** start **

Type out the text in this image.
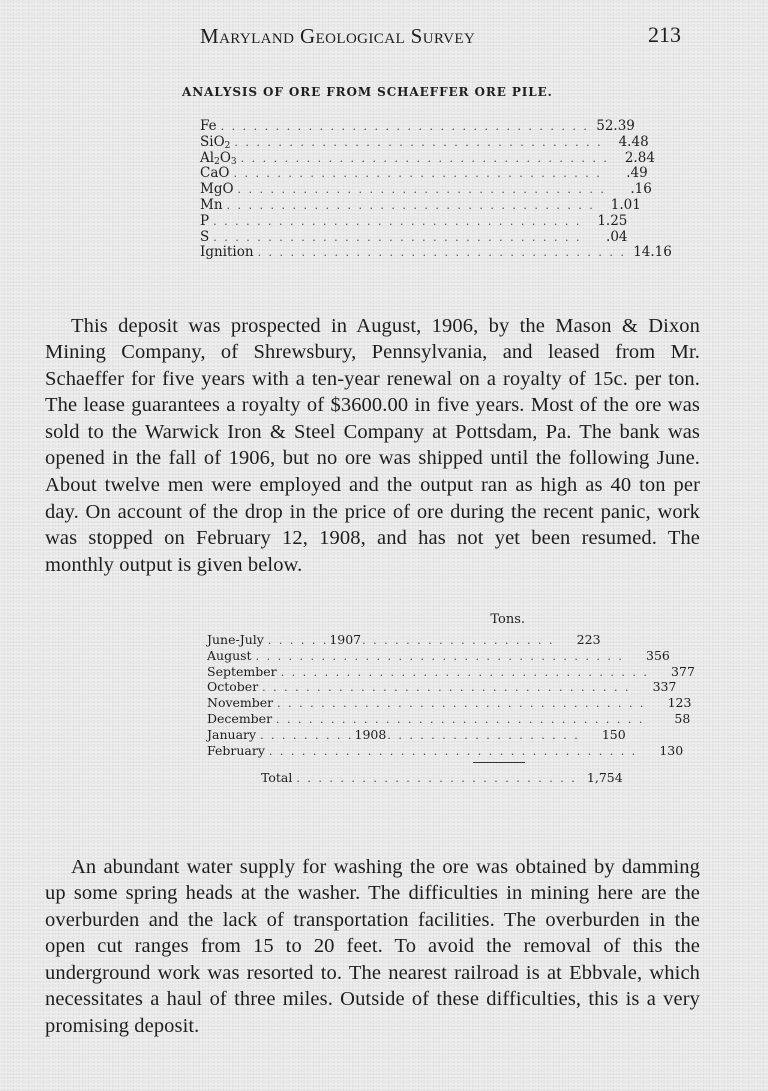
Maryland Geological Survey	213
ANALYSIS OF ORE FROM SCHAEFFER ORE PILE.
Fe . . . . . . . . . . . . . . . . . . . . . . . . . . . . . . . . . . 52.39
SiO$_2$ . . . . . . . . . . . . . . . . . . . . . . . . . . . . . . . . . .	4.48
$Al_2O_3$ . . . . . . . . . . . . . . . . . . . . . . . . . . . . . . . . . .	2.84
CaO . . . . . . . . . . . . . . . . . . . . . . . . . . . . . . . . . .	.49
MgO . . . . . . . . . . . . . . . . . . . . . . . . . . . . . . . . . .	.16
Mn . . . . . . . . . . . . . . . . . . . . . . . . . . . . . . . . . .	1.01
P . . . . . . . . . . . . . . . . . . . . . . . . . . . . . . . . . .	1.25
S . . . . . . . . . . . . . . . . . . . . . . . . . . . . . . . . . .	.04
Ignition . . . . . . . . . . . . . . . . . . . . . . . . . . . . . . . . . . 14.16

This deposit was prospected in August, 1906, by the Mason & Dixon Mining Company, of Shrewsbury, Pennsylvania, and leased from Mr. Schaeffer for five years with a ten-year renewal on a royalty of 15c. per ton. The lease guarantees a royalty of $3600.00 in five years. Most of the ore was sold to the Warwick Iron & Steel Company at Pottsdam, Pa. The bank was opened in the fall of 1906, but no ore was shipped until the following June. About twelve men were employed and the output ran as high as 40 ton per day. On account of the drop in the price of ore during the recent panic, work was stopped on February 12, 1908, and has not yet been resumed. The monthly output is given below.

Tons.
June-July . . . . . . 1907 . . . . . . . . . . . . . . . . . .	223
August . . . . . . . . . . . . . . . . . . . . . . . . . . . . . . . . . .	356
September . . . . . . . . . . . . . . . . . . . . . . . . . . . . . . . . . .	377
October . . . . . . . . . . . . . . . . . . . . . . . . . . . . . . . . . .	337
November . . . . . . . . . . . . . . . . . . . . . . . . . . . . . . . . . .	123
December . . . . . . . . . . . . . . . . . . . . . . . . . . . . . . . . . .	58
January . . . . . . . . . 1908 . . . . . . . . . . . . . . . . . .	150
February . . . . . . . . . . . . . . . . . . . . . . . . . . . . . . . . . .	130
Total . . . . . . . . . . . . . . . . . . . . . . . . . . 1,754

An abundant water supply for washing the ore was obtained by damming up some spring heads at the washer. The difficulties in mining here are the overburden and the lack of transportation facilities. The overburden in the open cut ranges from 15 to 20 feet. To avoid the removal of this the underground work was resorted to. The nearest railroad is at Ebbvale, which necessitates a haul of three miles. Outside of these difficulties, this is a very promising deposit.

** end **

* _What you have to do_: Give every line above again exactly, with no pictures.

* _Full response_:
Type out the text in this image.
Maryland Geological Survey	213
ANALYSIS OF ORE FROM SCHAEFFER ORE PILE.
Fe . . . . . . . . . . . . . . . . . . . . . . . . . . . . . . . . . . 52.39
SiO$_2$ . . . . . . . . . . . . . . . . . . . . . . . . . . . . . . . . . .	4.48
$Al_2O_3$ . . . . . . . . . . . . . . . . . . . . . . . . . . . . . . . . . .	2.84
CaO . . . . . . . . . . . . . . . . . . . . . . . . . . . . . . . . . .	.49
MgO . . . . . . . . . . . . . . . . . . . . . . . . . . . . . . . . . .	.16
Mn . . . . . . . . . . . . . . . . . . . . . . . . . . . . . . . . . .	1.01
P . . . . . . . . . . . . . . . . . . . . . . . . . . . . . . . . . .	1.25
S . . . . . . . . . . . . . . . . . . . . . . . . . . . . . . . . . .	.04
Ignition . . . . . . . . . . . . . . . . . . . . . . . . . . . . . . . . . . 14.16

This deposit was prospected in August, 1906, by the Mason & Dixon Mining Company, of Shrewsbury, Pennsylvania, and leased from Mr. Schaeffer for five years with a ten-year renewal on a royalty of 15c. per ton. The lease guarantees a royalty of $3600.00 in five years. Most of the ore was sold to the Warwick Iron & Steel Company at Pottsdam, Pa. The bank was opened in the fall of 1906, but no ore was shipped until the following June. About twelve men were employed and the output ran as high as 40 ton per day. On account of the drop in the price of ore during the recent panic, work was stopped on February 12, 1908, and has not yet been resumed. The monthly output is given below.

Tons.
June-July . . . . . . 1907 . . . . . . . . . . . . . . . . . .	223
August . . . . . . . . . . . . . . . . . . . . . . . . . . . . . . . . . .	356
September . . . . . . . . . . . . . . . . . . . . . . . . . . . . . . . . . .	377
October . . . . . . . . . . . . . . . . . . . . . . . . . . . . . . . . . .	337
November . . . . . . . . . . . . . . . . . . . . . . . . . . . . . . . . . .	123
December . . . . . . . . . . . . . . . . . . . . . . . . . . . . . . . . . .	58
January . . . . . . . . . 1908 . . . . . . . . . . . . . . . . . .	150
February . . . . . . . . . . . . . . . . . . . . . . . . . . . . . . . . . .	130
Total . . . . . . . . . . . . . . . . . . . . . . . . . . 1,754

An abundant water supply for washing the ore was obtained by damming up some spring heads at the washer. The difficulties in mining here are the overburden and the lack of transportation facilities. The overburden in the open cut ranges from 15 to 20 feet. To avoid the removal of this the underground work was resorted to. The nearest railroad is at Ebbvale, which necessitates a haul of three miles. Outside of these difficulties, this is a very promising deposit.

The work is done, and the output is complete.